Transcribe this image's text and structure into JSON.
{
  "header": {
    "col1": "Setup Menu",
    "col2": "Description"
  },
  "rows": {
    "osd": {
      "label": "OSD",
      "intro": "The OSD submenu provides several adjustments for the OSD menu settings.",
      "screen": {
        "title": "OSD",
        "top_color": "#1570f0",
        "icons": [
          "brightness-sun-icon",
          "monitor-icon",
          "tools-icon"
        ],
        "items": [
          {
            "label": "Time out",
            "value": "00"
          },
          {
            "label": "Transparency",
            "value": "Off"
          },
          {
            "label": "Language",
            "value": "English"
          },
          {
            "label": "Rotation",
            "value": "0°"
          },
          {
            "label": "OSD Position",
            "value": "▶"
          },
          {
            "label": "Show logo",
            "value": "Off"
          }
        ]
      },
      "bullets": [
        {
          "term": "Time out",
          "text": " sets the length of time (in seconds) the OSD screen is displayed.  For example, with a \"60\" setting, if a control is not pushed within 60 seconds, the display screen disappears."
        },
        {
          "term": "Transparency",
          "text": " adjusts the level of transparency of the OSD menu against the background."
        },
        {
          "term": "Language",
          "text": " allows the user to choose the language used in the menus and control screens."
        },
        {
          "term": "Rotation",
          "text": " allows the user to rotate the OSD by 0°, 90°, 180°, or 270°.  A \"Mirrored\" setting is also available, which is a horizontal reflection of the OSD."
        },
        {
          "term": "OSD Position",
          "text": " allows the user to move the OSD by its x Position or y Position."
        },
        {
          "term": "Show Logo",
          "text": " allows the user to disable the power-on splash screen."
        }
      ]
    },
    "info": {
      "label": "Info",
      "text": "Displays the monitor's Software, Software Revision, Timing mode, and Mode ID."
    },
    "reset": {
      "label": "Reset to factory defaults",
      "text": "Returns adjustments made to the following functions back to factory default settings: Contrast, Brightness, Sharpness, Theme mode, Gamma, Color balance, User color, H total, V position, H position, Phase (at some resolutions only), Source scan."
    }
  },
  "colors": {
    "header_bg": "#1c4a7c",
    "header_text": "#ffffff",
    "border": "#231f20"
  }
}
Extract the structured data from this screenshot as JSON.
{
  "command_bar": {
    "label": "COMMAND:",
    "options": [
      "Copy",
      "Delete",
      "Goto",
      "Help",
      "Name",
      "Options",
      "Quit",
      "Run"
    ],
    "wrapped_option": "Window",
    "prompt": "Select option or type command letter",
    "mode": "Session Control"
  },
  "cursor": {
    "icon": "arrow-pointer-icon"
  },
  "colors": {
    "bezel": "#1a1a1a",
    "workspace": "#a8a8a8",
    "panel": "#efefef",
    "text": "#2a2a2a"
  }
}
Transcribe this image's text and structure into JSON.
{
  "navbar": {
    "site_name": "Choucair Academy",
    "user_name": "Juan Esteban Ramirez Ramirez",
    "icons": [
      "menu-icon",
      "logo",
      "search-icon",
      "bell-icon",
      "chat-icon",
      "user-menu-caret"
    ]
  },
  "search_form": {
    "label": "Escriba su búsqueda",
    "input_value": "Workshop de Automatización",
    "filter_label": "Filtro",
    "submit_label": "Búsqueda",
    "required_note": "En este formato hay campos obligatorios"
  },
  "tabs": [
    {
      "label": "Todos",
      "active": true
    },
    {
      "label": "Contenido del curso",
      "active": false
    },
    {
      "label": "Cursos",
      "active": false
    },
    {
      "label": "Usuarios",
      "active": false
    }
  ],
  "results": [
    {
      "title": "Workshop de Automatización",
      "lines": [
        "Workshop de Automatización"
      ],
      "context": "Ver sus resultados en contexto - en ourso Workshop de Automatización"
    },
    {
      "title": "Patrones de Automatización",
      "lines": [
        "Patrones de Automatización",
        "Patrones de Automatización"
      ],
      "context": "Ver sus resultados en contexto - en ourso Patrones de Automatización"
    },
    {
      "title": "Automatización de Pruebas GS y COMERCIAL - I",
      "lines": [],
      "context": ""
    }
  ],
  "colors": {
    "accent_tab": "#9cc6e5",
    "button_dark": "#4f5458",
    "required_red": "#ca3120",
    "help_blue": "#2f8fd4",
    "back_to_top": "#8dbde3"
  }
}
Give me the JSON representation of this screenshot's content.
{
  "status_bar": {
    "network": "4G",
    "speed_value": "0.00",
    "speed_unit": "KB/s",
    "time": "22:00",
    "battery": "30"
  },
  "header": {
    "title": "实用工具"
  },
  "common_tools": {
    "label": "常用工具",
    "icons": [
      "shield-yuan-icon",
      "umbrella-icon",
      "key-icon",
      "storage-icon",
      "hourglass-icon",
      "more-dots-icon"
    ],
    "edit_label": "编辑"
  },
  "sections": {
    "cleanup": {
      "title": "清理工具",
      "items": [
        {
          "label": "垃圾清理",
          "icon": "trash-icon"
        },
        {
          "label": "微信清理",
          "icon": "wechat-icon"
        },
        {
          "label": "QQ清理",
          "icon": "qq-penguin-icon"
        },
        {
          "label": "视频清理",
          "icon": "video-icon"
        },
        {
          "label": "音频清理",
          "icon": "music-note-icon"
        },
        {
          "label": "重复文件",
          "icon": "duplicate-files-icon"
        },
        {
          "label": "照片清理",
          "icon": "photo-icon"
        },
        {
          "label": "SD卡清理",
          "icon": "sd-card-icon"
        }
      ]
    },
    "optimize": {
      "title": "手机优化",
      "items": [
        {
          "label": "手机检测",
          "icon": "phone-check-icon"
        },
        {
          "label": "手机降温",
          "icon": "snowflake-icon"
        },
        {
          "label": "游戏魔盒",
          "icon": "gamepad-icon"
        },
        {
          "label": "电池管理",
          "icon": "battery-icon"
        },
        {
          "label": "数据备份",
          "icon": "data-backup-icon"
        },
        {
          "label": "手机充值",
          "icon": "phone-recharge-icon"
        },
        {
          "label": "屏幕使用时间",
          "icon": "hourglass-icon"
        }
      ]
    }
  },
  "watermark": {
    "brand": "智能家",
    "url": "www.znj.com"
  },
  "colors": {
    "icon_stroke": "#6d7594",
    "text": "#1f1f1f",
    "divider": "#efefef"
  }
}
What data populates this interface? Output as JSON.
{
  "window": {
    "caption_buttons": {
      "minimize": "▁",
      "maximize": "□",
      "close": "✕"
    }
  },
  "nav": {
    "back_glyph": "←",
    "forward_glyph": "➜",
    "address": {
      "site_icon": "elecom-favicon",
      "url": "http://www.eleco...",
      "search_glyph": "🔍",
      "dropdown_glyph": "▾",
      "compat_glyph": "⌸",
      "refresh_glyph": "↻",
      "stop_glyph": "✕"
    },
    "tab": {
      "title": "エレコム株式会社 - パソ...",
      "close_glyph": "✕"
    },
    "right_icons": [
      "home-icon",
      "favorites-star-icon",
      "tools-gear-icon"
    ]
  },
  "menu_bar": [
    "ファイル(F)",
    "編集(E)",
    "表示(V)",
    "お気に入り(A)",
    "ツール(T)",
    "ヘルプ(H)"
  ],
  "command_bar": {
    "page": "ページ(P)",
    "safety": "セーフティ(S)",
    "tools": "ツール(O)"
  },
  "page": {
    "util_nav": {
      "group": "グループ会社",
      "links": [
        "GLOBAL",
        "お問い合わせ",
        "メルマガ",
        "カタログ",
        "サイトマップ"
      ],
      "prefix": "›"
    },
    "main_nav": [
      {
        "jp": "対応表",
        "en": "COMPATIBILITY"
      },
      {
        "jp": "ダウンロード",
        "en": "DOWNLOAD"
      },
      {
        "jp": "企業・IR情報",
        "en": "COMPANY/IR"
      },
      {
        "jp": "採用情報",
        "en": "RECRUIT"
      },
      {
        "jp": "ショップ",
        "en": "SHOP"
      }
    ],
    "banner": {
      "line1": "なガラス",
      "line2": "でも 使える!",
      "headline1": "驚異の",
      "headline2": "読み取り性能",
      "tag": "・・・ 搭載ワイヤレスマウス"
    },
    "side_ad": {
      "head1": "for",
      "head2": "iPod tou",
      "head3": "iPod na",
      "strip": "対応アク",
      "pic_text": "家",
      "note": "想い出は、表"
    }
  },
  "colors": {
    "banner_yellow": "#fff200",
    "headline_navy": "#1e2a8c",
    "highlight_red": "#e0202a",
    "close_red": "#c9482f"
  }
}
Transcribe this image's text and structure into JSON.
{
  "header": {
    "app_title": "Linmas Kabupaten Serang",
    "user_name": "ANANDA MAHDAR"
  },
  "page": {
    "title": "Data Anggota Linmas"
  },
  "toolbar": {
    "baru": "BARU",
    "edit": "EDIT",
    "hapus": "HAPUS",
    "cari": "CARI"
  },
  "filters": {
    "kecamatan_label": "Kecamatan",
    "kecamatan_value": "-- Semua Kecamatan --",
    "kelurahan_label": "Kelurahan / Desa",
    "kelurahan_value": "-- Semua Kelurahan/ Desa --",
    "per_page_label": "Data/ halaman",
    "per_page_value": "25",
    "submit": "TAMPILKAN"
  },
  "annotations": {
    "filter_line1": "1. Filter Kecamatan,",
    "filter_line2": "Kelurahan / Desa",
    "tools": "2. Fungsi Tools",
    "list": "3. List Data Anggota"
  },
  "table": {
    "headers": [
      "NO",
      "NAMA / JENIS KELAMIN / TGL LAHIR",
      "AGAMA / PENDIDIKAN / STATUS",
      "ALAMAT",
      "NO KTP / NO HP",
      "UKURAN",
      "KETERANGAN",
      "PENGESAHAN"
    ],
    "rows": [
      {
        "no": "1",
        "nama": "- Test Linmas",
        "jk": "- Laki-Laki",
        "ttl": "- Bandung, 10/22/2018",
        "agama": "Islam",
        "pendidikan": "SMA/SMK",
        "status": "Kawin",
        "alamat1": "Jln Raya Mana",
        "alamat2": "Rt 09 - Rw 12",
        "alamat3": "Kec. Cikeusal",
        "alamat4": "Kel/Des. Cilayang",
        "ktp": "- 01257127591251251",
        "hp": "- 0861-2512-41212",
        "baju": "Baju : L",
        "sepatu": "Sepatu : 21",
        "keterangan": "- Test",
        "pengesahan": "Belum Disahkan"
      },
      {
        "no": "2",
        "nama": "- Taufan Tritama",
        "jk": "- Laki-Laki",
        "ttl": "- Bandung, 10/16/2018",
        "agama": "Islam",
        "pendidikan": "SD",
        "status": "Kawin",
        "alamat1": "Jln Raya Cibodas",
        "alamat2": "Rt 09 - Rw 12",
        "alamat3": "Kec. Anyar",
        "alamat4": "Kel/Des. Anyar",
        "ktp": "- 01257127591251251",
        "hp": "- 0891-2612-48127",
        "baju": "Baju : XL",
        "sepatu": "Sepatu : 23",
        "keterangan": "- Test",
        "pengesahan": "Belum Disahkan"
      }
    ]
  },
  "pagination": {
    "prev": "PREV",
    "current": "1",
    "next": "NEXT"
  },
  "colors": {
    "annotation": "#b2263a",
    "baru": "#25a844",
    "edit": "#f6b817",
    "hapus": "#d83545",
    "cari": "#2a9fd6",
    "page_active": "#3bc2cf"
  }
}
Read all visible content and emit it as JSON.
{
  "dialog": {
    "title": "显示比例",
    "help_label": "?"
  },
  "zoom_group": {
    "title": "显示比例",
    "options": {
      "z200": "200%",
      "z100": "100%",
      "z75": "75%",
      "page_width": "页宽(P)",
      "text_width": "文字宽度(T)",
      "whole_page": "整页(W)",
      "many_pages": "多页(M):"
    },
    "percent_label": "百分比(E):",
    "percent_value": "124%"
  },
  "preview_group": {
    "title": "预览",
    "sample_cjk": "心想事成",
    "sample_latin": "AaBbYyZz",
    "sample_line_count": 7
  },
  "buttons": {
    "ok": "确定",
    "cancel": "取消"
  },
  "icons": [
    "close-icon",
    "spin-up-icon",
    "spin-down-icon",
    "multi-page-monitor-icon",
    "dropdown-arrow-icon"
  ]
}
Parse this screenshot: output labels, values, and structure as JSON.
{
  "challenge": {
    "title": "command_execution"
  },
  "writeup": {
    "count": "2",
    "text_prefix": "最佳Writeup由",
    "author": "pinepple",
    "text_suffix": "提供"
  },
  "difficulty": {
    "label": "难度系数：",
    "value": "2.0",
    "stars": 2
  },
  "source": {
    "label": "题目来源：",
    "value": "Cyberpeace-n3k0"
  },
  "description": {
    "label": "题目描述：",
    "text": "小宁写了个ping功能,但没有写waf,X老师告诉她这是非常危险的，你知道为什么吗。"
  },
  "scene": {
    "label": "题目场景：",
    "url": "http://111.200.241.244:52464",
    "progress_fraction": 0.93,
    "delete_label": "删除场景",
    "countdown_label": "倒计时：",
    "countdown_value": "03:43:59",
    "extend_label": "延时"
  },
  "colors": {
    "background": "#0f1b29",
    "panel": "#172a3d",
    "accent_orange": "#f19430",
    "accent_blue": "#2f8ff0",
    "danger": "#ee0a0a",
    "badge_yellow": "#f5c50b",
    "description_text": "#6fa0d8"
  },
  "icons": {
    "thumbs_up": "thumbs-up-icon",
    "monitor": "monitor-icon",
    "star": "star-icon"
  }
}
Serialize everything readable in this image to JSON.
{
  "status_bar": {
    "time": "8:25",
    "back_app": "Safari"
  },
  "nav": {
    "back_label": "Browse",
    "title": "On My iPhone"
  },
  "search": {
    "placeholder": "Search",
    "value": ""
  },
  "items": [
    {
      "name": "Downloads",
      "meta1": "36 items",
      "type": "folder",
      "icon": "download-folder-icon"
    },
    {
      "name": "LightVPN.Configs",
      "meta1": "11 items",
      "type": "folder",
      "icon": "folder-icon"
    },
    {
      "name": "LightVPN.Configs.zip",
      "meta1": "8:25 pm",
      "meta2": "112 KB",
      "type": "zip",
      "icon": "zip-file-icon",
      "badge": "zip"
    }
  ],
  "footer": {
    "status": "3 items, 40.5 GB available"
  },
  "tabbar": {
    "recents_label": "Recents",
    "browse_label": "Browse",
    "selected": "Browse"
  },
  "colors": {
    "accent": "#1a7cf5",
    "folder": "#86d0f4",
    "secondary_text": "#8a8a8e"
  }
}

- Task to carry out
Of the lines in the records, how many contain the word "Kelurahan"? Answer with the number and nothing else.

- Solution to this problem
3